_What you will do_: Scan the listing below. Report each line that includes "Електронний".
--- Start of Exercise input ---
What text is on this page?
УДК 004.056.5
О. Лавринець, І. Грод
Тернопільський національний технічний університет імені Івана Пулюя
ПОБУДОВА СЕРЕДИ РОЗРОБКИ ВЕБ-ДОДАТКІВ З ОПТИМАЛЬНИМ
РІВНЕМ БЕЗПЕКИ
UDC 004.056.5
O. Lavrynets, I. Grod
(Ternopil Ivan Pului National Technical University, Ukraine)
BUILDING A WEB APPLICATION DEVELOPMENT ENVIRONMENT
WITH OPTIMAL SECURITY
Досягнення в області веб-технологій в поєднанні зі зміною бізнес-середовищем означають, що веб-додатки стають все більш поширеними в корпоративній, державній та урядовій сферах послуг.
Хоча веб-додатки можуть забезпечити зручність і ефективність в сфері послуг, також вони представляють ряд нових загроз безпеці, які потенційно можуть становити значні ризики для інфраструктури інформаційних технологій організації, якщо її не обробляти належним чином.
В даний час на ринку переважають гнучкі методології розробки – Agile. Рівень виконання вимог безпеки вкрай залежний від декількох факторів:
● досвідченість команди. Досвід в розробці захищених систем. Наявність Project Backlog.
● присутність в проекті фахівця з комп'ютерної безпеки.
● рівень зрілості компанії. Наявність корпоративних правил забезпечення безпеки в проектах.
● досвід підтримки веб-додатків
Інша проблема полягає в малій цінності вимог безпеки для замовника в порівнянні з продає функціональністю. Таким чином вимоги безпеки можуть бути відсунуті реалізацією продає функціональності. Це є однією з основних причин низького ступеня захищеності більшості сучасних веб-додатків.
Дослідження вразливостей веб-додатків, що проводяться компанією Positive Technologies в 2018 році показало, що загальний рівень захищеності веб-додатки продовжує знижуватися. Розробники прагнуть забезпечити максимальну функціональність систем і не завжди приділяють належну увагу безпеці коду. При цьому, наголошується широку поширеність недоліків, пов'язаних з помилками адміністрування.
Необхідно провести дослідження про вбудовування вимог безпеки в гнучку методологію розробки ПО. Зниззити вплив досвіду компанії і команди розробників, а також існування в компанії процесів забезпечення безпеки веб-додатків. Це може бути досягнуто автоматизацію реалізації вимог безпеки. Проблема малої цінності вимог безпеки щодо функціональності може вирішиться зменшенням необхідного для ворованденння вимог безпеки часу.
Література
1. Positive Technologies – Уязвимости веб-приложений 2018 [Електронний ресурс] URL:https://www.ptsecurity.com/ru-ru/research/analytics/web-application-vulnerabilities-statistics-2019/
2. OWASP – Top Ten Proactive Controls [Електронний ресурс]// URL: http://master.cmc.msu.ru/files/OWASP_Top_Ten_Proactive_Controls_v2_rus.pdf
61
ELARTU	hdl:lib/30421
--- End of Exercise input ---
_The response_:
1. Positive Technologies – Уязвимости веб-приложений 2018 [Електронний ресурс] URL:https://www.ptsecurity.com/ru-ru/research/analytics/web-application-vulnerabilities-statistics-2019/
2. OWASP – Top Ten Proactive Controls [Електронний ресурс]// URL: http://master.cmc.msu.ru/files/OWASP_Top_Ten_Proactive_Controls_v2_rus.pdf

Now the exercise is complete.